[START Input]

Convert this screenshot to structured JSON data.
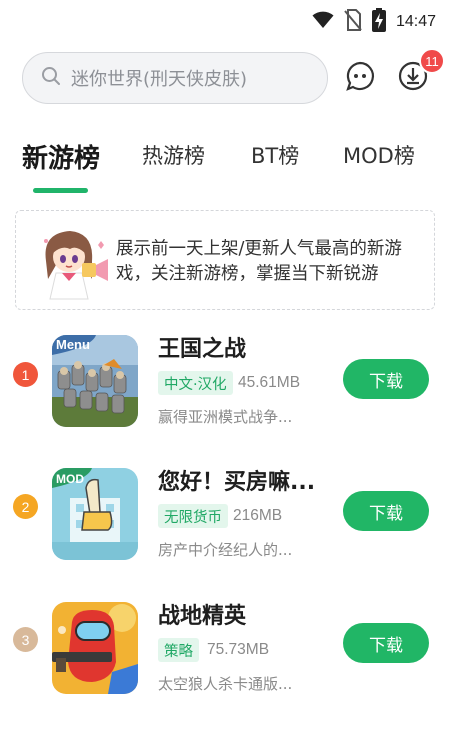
{
  "status_bar": {
    "time": "14:47",
    "icons": [
      "wifi-icon",
      "no-sim-icon",
      "battery-charging-icon"
    ]
  },
  "search": {
    "placeholder": "迷你世界(刑天侠皮肤)",
    "icon": "search-icon"
  },
  "header_actions": {
    "chat_icon": "chat-bubble-icon",
    "download_icon": "download-icon",
    "download_badge": "11"
  },
  "tabs": [
    {
      "label": "新游榜",
      "active": true
    },
    {
      "label": "热游榜",
      "active": false
    },
    {
      "label": "BT榜",
      "active": false
    },
    {
      "label": "MOD榜",
      "active": false
    }
  ],
  "banner": {
    "text": "展示前一天上架/更新人气最高的新游戏，关注新游榜，掌握当下新锐游",
    "mascot": "anime-girl-mascot"
  },
  "apps": [
    {
      "rank": "1",
      "rank_color": "#f0563b",
      "name": "王国之战",
      "tag": "中文·汉化",
      "size": "45.61MB",
      "desc": "赢得亚洲模式战争...",
      "button": "下载",
      "icon_label": "Menu"
    },
    {
      "rank": "2",
      "rank_color": "#f5a623",
      "name": "您好！买房嘛...",
      "tag": "无限货币",
      "size": "216MB",
      "desc": "房产中介经纪人的...",
      "button": "下载",
      "icon_label": "MOD"
    },
    {
      "rank": "3",
      "rank_color": "#d8b99a",
      "name": "战地精英",
      "tag": "策略",
      "size": "75.73MB",
      "desc": "太空狼人杀卡通版...",
      "button": "下载"
    }
  ],
  "colors": {
    "accent": "#21b666",
    "badge": "#f04a4a",
    "tag_bg": "#e3f6ec"
  }
}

[END Input]

_Task directions_
Of the lines in the listing, how many hold the word "desc"? Nothing but the number is needed.

_Answer to the problem_
3